* start Entries shown *

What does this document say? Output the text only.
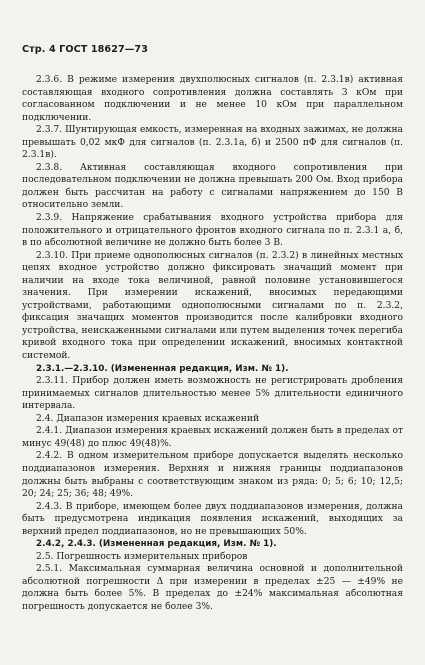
Стр. 4 ГОСТ 18627—73

2.3.6. В режиме измерения двухполюсных сигналов (п. 2.3.1в) активная составляющая входного сопротивления должна составлять 3 кОм при согласованном подключении и не менее 10 кОм при параллельном подключении.

2.3.7. Шунтирующая емкость, измеренная на входных зажимах, не должна превышать 0,02 мкФ для сигналов (п. 2.3.1а, б) и 2500 пФ для сигналов (п. 2.3.1в).

2.3.8. Активная составляющая входного сопротивления при последовательном подключении не должна превышать 200 Ом. Вход прибора должен быть рассчитан на работу с сигналами напряжением до 150 В относительно земли.

2.3.9. Напряжение срабатывания входного устройства прибора для положительного и отрицательного фронтов входного сигнала по п. 2.3.1 а, б, в по абсолютной величине не должно быть более 3 В.

2.3.10. При приеме однополюсных сигналов (п. 2.3.2) в линейных местных цепях входное устройство должно фиксировать значащий момент при наличии на входе тока величиной, равной половине установившегося значения. При измерении искажений, вносимых передающими устройствами, работающими однополюсными сигналами по п. 2.3.2, фиксация значащих моментов производится после калибровки входного устройства, неискаженными сигналами или путем выделения точек перегиба кривой входного тока при определении искажений, вносимых контактной системой.

2.3.1.—2.3.10. (Измененная редакция, Изм. № 1).

2.3.11. Прибор должен иметь возможность не регистрировать дробления принимаемых сигналов длительностью менее 5% длительности единичного интервала.

2.4. Диапазон измерения краевых искажений

2.4.1. Диапазон измерения краевых искажений должен быть в пределах от минус 49(48) до плюс 49(48)%.

2.4.2. В одном измерительном приборе допускается выделять несколько поддиапазонов измерения. Верхняя и нижняя границы поддиапазонов должны быть выбраны с соответствующим знаком из ряда: 0; 5; 6; 10; 12,5; 20; 24; 25; 36; 48; 49%.

2.4.3. В приборе, имеющем более двух поддиапазонов измерения, должна быть предусмотрена индикация появления искажений, выходящих за верхний предел поддиапазонов, но не превышающих 50%.

2.4.2, 2.4.3. (Измененная редакция, Изм. № 1).

2.5. Погрешность измерительных приборов

2.5.1. Максимальная суммарная величина основной и дополнительной абсолютной погрешности Δ при измерении в пределах ±25 — ±49% не должна быть более 5%. В пределах до ±24% максимальная абсолютная погрешность допускается не более 3%.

* end Entries shown *

* [Task goal]:
Transcribe the entries above verbatim, omitting their pictures.

* [The reply]:
What does this document say? Output the text only.
Стр. 4 ГОСТ 18627—73

2.3.6. В режиме измерения двухполюсных сигналов (п. 2.3.1в) активная составляющая входного сопротивления должна составлять 3 кОм при согласованном подключении и не менее 10 кОм при параллельном подключении.

2.3.7. Шунтирующая емкость, измеренная на входных зажимах, не должна превышать 0,02 мкФ для сигналов (п. 2.3.1а, б) и 2500 пФ для сигналов (п. 2.3.1в).

2.3.8. Активная составляющая входного сопротивления при последовательном подключении не должна превышать 200 Ом. Вход прибора должен быть рассчитан на работу с сигналами напряжением до 150 В относительно земли.

2.3.9. Напряжение срабатывания входного устройства прибора для положительного и отрицательного фронтов входного сигнала по п. 2.3.1 а, б, в по абсолютной величине не должно быть более 3 В.

2.3.10. При приеме однополюсных сигналов (п. 2.3.2) в линейных местных цепях входное устройство должно фиксировать значащий момент при наличии на входе тока величиной, равной половине установившегося значения. При измерении искажений, вносимых передающими устройствами, работающими однополюсными сигналами по п. 2.3.2, фиксация значащих моментов производится после калибровки входного устройства, неискаженными сигналами или путем выделения точек перегиба кривой входного тока при определении искажений, вносимых контактной системой.

2.3.1.—2.3.10. (Измененная редакция, Изм. № 1).

2.3.11. Прибор должен иметь возможность не регистрировать дробления принимаемых сигналов длительностью менее 5% длительности единичного интервала.

2.4. Диапазон измерения краевых искажений

2.4.1. Диапазон измерения краевых искажений должен быть в пределах от минус 49(48) до плюс 49(48)%.

2.4.2. В одном измерительном приборе допускается выделять несколько поддиапазонов измерения. Верхняя и нижняя границы поддиапазонов должны быть выбраны с соответствующим знаком из ряда: 0; 5; 6; 10; 12,5; 20; 24; 25; 36; 48; 49%.

2.4.3. В приборе, имеющем более двух поддиапазонов измерения, должна быть предусмотрена индикация появления искажений, выходящих за верхний предел поддиапазонов, но не превышающих 50%.

2.4.2, 2.4.3. (Измененная редакция, Изм. № 1).

2.5. Погрешность измерительных приборов

2.5.1. Максимальная суммарная величина основной и дополнительной абсолютной погрешности Δ при измерении в пределах ±25 — ±49% не должна быть более 5%. В пределах до ±24% максимальная абсолютная погрешность допускается не более 3%.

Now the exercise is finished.